----- DATA IN THIS EXERCISE -----
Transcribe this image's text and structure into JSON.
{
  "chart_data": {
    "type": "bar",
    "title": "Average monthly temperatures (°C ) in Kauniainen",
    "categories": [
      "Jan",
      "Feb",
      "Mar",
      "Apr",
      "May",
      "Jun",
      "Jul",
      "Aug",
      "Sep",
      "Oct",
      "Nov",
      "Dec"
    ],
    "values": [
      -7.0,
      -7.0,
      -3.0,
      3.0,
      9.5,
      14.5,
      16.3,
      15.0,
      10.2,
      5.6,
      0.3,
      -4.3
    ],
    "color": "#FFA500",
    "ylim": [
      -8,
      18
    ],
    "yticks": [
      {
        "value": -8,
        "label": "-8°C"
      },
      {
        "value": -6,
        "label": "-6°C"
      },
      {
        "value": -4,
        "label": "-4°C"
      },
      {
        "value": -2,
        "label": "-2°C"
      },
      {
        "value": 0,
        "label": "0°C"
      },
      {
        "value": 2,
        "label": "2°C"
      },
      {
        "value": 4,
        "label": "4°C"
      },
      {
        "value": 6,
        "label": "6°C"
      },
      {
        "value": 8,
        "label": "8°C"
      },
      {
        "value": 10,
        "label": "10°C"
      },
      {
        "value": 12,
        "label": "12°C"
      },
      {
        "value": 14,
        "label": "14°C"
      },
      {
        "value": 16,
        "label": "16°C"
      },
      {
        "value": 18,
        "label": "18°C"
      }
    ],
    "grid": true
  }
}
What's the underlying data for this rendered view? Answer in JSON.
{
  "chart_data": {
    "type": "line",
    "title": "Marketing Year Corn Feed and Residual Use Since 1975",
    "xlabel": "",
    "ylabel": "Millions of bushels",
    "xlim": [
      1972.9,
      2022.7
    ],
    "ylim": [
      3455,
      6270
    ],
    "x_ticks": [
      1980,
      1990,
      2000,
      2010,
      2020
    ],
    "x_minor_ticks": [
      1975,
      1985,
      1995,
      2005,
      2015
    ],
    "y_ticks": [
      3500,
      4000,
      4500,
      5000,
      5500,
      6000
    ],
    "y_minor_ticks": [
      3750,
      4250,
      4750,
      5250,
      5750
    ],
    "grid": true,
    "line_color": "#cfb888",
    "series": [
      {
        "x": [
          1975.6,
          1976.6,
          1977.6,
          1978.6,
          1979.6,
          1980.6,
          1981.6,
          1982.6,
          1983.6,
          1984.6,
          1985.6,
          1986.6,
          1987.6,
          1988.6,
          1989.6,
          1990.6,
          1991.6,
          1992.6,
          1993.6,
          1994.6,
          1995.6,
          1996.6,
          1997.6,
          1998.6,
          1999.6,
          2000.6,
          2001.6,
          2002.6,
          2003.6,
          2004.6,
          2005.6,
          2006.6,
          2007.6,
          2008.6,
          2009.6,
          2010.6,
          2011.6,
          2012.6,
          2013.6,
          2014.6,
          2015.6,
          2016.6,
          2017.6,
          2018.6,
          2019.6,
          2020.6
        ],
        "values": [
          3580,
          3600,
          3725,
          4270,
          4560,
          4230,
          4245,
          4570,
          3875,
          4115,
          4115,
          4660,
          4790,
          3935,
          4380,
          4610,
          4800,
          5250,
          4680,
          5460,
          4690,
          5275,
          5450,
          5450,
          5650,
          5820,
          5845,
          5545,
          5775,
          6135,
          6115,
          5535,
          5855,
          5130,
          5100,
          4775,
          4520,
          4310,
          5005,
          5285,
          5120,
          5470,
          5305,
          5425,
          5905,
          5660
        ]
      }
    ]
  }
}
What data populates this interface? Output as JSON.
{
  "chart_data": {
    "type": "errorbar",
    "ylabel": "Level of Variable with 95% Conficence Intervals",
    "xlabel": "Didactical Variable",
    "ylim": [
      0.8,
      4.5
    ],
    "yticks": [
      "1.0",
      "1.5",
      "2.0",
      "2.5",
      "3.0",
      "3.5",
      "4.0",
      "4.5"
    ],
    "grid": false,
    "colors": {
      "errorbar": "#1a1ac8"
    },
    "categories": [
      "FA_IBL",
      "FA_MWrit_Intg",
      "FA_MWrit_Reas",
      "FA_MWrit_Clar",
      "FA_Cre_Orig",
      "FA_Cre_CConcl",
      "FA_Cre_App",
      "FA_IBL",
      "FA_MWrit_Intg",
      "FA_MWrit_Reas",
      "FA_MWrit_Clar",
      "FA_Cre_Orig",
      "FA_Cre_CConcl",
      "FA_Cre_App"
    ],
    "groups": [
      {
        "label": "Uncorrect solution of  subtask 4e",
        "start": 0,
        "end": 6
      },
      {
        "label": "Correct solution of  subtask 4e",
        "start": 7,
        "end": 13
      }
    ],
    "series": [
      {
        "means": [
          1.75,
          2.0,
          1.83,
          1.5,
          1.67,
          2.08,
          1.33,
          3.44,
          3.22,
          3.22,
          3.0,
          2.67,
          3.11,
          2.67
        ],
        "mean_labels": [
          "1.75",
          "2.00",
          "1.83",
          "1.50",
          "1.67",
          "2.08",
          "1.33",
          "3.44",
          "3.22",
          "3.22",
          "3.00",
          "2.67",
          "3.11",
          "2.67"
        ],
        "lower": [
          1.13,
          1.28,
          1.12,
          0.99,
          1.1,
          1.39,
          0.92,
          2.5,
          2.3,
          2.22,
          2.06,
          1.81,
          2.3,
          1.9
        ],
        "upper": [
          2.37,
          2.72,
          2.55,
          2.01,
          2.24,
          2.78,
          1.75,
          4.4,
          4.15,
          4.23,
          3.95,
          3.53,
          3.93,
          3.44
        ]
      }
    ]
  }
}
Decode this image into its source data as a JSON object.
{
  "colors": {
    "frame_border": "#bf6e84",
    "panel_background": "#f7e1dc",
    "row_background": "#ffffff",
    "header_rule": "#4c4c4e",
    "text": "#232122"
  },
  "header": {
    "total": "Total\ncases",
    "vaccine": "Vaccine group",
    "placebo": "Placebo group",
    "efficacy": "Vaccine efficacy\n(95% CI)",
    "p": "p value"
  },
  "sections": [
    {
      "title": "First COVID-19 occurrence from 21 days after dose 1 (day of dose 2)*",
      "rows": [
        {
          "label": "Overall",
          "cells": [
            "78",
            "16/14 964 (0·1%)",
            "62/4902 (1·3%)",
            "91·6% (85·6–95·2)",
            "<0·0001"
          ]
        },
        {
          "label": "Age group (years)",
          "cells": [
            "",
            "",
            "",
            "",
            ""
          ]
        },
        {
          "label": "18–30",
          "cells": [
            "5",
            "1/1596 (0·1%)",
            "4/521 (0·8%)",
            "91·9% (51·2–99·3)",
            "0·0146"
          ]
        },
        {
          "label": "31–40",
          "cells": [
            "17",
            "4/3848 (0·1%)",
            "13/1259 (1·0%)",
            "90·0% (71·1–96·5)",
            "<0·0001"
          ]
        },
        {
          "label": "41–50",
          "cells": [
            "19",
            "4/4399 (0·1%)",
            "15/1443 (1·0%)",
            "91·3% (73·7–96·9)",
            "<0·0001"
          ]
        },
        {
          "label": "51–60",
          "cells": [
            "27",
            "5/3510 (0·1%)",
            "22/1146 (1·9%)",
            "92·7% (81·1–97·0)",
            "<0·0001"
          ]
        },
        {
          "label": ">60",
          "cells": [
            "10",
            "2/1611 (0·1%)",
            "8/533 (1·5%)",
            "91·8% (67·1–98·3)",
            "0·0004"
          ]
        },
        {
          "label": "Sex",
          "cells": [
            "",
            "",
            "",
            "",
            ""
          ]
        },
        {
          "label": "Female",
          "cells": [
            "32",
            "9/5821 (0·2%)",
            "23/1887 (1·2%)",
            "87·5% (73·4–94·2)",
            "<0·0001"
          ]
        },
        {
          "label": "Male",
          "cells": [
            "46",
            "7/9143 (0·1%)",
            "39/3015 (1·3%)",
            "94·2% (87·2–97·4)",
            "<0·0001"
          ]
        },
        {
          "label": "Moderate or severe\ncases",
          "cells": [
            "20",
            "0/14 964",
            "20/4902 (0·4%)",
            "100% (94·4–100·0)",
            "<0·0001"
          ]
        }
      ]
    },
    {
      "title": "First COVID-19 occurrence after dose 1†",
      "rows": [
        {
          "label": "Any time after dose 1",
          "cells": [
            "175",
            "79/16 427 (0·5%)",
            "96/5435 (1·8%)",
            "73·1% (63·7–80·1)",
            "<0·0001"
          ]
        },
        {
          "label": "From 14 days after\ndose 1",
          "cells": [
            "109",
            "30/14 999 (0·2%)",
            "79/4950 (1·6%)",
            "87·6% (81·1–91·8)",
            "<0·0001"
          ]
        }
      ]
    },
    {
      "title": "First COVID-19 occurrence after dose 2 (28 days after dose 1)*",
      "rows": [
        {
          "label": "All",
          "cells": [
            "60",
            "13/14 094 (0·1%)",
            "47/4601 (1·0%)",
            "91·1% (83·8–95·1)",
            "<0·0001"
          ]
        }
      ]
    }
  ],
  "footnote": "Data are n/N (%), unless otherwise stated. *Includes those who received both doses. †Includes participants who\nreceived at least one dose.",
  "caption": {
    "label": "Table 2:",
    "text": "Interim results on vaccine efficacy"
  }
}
-----
- [PROMPT] Among the lines of the data above, count those holding "xlabel" and state only the number.

- [RESPONSE BELOW] 2